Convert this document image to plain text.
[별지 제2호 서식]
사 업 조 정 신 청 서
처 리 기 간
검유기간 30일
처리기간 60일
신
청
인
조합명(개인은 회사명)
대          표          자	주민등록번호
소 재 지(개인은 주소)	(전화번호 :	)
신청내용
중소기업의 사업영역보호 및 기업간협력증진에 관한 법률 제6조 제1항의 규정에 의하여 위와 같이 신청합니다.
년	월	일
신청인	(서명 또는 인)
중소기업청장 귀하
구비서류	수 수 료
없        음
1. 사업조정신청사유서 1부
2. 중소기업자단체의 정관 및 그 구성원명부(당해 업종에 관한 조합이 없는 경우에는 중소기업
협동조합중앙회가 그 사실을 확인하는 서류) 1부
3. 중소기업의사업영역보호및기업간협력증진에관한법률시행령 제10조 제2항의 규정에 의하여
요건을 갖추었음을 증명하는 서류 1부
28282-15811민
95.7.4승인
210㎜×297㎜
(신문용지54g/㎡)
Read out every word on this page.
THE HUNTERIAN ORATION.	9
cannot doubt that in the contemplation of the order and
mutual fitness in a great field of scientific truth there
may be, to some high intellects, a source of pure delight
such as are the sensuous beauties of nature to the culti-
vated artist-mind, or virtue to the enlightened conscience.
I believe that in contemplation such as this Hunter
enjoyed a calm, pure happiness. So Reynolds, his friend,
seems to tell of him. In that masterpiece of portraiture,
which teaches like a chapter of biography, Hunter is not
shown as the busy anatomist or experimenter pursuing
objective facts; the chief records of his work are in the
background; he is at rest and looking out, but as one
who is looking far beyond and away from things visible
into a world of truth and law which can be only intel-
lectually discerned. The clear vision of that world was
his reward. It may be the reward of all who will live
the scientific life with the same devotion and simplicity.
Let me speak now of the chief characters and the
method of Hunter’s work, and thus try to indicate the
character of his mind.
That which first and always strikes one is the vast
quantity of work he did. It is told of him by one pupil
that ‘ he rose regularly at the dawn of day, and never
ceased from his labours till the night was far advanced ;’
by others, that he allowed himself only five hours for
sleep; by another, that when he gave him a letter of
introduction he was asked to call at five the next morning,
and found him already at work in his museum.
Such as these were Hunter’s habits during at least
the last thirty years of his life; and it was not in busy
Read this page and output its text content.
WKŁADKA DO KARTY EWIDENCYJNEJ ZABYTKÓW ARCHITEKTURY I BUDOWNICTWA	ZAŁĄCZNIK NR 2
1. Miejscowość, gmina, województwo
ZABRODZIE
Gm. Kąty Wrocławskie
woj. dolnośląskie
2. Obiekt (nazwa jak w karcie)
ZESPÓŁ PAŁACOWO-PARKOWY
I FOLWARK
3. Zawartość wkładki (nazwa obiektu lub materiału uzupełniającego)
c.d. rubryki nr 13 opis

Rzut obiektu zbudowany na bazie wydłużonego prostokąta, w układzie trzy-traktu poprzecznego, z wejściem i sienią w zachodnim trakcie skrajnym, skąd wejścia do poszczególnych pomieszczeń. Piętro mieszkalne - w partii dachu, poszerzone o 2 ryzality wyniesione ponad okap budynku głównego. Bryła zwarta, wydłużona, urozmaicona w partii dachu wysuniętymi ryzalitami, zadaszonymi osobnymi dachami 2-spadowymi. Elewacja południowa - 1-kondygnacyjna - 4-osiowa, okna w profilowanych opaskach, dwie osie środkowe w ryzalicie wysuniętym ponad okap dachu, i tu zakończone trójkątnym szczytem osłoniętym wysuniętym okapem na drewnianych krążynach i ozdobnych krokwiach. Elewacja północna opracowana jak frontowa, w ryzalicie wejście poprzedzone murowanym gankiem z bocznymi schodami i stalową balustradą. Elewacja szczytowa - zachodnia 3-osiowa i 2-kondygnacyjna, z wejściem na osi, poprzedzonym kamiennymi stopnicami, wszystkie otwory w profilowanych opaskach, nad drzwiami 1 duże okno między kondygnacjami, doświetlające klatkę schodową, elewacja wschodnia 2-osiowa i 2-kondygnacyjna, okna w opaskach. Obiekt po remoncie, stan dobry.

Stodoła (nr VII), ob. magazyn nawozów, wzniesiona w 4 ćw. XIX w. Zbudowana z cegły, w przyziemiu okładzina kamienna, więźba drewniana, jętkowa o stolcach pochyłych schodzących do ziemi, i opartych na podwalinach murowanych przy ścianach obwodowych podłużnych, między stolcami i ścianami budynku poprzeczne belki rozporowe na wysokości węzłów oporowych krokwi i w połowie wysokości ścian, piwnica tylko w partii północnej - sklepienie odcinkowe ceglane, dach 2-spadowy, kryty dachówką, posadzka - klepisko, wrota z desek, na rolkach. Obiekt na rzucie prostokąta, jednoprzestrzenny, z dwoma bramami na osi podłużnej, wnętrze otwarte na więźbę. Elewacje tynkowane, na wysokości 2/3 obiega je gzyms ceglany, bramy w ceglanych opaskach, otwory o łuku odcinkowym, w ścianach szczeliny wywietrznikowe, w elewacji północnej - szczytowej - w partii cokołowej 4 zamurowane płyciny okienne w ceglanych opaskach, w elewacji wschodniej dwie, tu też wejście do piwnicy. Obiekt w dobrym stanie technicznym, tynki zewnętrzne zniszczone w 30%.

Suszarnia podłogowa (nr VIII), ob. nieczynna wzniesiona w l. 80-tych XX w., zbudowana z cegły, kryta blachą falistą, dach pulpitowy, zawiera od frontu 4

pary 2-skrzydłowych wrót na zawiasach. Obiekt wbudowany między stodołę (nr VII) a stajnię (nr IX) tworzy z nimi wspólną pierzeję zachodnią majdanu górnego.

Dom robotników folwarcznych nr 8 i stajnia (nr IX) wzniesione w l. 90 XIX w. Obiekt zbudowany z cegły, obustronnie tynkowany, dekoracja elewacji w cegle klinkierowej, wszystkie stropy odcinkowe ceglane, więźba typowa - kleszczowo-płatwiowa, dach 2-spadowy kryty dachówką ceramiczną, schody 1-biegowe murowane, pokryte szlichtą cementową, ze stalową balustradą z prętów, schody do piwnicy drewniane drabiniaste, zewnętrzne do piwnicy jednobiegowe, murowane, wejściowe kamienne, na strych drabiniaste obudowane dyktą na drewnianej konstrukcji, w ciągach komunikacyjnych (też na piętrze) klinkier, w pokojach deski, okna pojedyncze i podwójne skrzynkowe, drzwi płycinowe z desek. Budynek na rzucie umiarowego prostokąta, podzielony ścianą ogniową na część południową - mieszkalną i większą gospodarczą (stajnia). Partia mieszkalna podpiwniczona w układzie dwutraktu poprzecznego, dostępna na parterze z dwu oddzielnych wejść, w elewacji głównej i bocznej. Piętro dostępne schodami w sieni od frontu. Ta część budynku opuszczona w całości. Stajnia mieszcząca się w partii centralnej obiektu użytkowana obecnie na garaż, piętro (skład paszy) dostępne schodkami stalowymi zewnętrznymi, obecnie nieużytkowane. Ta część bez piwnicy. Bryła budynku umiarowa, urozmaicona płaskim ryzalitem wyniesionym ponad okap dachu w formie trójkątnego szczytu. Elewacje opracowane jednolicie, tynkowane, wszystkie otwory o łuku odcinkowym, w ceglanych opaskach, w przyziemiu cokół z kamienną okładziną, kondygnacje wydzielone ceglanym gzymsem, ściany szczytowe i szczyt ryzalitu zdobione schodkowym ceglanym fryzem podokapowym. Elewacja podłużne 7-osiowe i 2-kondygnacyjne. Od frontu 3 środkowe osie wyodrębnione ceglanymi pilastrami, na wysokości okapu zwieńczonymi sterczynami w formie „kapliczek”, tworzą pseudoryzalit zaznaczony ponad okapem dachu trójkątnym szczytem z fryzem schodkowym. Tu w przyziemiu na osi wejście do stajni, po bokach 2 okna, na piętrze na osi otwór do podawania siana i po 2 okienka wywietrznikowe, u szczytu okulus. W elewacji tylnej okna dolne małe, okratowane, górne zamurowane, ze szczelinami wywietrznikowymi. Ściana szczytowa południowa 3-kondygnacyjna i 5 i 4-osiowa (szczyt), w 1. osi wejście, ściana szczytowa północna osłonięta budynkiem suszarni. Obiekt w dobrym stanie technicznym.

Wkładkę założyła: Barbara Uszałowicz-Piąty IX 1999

#### [WORK TO DO]
Return all lines containing "pure".

#### [TASK OUTPUT]
may be, to some high intellects, a source of pure delight
enjoyed a calm, pure happiness. So Reynolds, his friend,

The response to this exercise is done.